Transcribe the entries below exactly; leave every image out.

[Data items]
· · · ·

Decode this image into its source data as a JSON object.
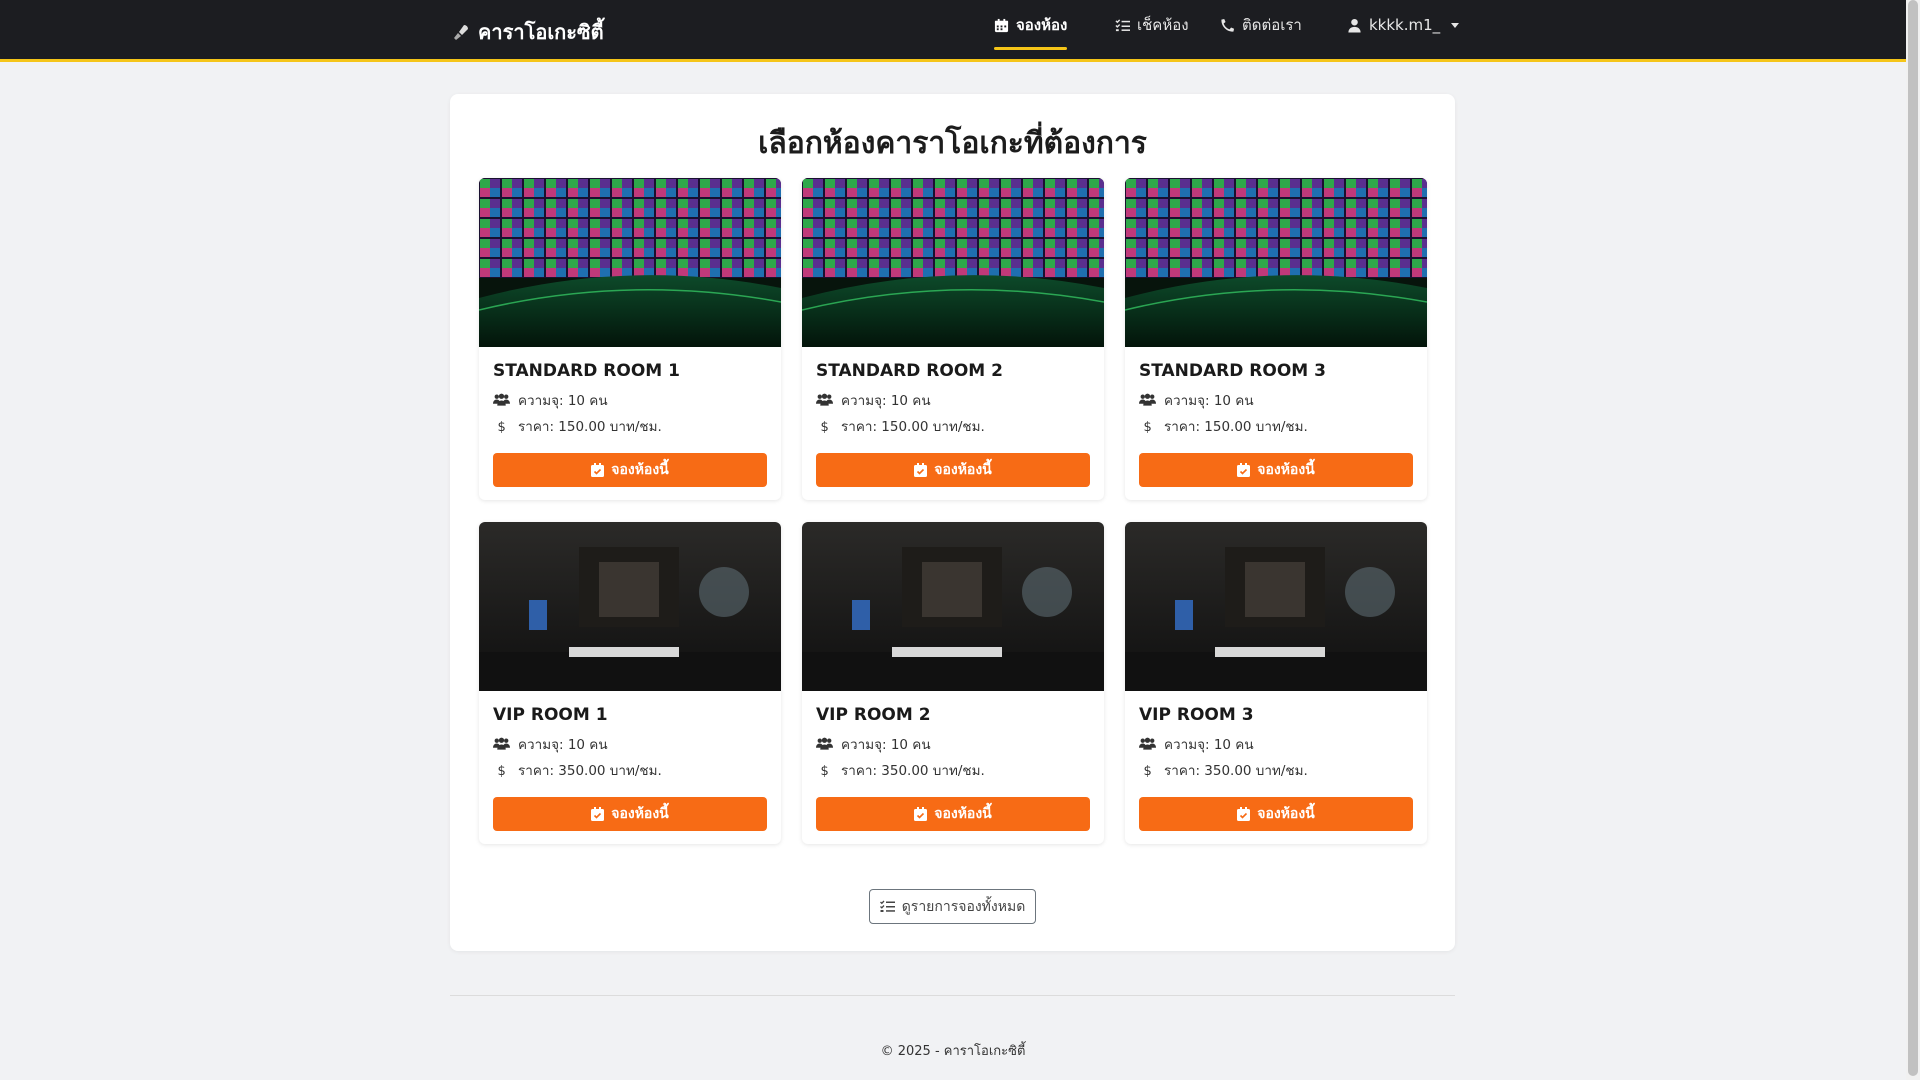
{
  "colors": {
    "navbar_bg": "#1c1d21",
    "accent_yellow": "#f5c518",
    "book_button": "#f76b15",
    "page_bg": "#f1f2f4"
  },
  "navbar": {
    "brand_icon": "microphone-icon",
    "brand": "คาราโอเกะซิตี้",
    "items": [
      {
        "icon": "calendar-icon",
        "label": "จองห้อง",
        "active": true
      },
      {
        "icon": "checklist-icon",
        "label": "เช็คห้อง",
        "active": false
      },
      {
        "icon": "phone-icon",
        "label": "ติดต่อเรา",
        "active": false
      }
    ],
    "user": {
      "icon": "user-icon",
      "label": "kkkk.m1_"
    }
  },
  "main": {
    "title": "เลือกห้องคาราโอเกะที่ต้องการ",
    "rooms": [
      {
        "name": "STANDARD ROOM 1",
        "capacity": "ความจุ: 10 คน",
        "price": "ราคา: 150.00 บาท/ชม.",
        "button": "จองห้องนี้",
        "image": "standard-room-photo"
      },
      {
        "name": "STANDARD ROOM 2",
        "capacity": "ความจุ: 10 คน",
        "price": "ราคา: 150.00 บาท/ชม.",
        "button": "จองห้องนี้",
        "image": "standard-room-photo"
      },
      {
        "name": "STANDARD ROOM 3",
        "capacity": "ความจุ: 10 คน",
        "price": "ราคา: 150.00 บาท/ชม.",
        "button": "จองห้องนี้",
        "image": "standard-room-photo"
      },
      {
        "name": "VIP ROOM 1",
        "capacity": "ความจุ: 10 คน",
        "price": "ราคา: 350.00 บาท/ชม.",
        "button": "จองห้องนี้",
        "image": "vip-room-photo"
      },
      {
        "name": "VIP ROOM 2",
        "capacity": "ความจุ: 10 คน",
        "price": "ราคา: 350.00 บาท/ชม.",
        "button": "จองห้องนี้",
        "image": "vip-room-photo"
      },
      {
        "name": "VIP ROOM 3",
        "capacity": "ความจุ: 10 คน",
        "price": "ราคา: 350.00 บาท/ชม.",
        "button": "จองห้องนี้",
        "image": "vip-room-photo"
      }
    ],
    "view_all_button": "ดูรายการจองทั้งหมด"
  },
  "footer": {
    "text": "© 2025 - คาราโอเกะซิตี้"
  }
}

· · · ·

REPLY -
Decode this image into its source data as a JSON object.
{
  "colors": {
    "navbar_bg": "#1c1d21",
    "accent_yellow": "#f5c518",
    "book_button": "#f76b15",
    "page_bg": "#f1f2f4"
  },
  "navbar": {
    "brand_icon": "microphone-icon",
    "brand": "คาราโอเกะซิตี้",
    "items": [
      {
        "icon": "calendar-icon",
        "label": "จองห้อง",
        "active": true
      },
      {
        "icon": "checklist-icon",
        "label": "เช็คห้อง",
        "active": false
      },
      {
        "icon": "phone-icon",
        "label": "ติดต่อเรา",
        "active": false
      }
    ],
    "user": {
      "icon": "user-icon",
      "label": "kkkk.m1_"
    }
  },
  "main": {
    "title": "เลือกห้องคาราโอเกะที่ต้องการ",
    "rooms": [
      {
        "name": "STANDARD ROOM 1",
        "capacity": "ความจุ: 10 คน",
        "price": "ราคา: 150.00 บาท/ชม.",
        "button": "จองห้องนี้",
        "image": "standard-room-photo"
      },
      {
        "name": "STANDARD ROOM 2",
        "capacity": "ความจุ: 10 คน",
        "price": "ราคา: 150.00 บาท/ชม.",
        "button": "จองห้องนี้",
        "image": "standard-room-photo"
      },
      {
        "name": "STANDARD ROOM 3",
        "capacity": "ความจุ: 10 คน",
        "price": "ราคา: 150.00 บาท/ชม.",
        "button": "จองห้องนี้",
        "image": "standard-room-photo"
      },
      {
        "name": "VIP ROOM 1",
        "capacity": "ความจุ: 10 คน",
        "price": "ราคา: 350.00 บาท/ชม.",
        "button": "จองห้องนี้",
        "image": "vip-room-photo"
      },
      {
        "name": "VIP ROOM 2",
        "capacity": "ความจุ: 10 คน",
        "price": "ราคา: 350.00 บาท/ชม.",
        "button": "จองห้องนี้",
        "image": "vip-room-photo"
      },
      {
        "name": "VIP ROOM 3",
        "capacity": "ความจุ: 10 คน",
        "price": "ราคา: 350.00 บาท/ชม.",
        "button": "จองห้องนี้",
        "image": "vip-room-photo"
      }
    ],
    "view_all_button": "ดูรายการจองทั้งหมด"
  },
  "footer": {
    "text": "© 2025 - คาราโอเกะซิตี้"
  }
}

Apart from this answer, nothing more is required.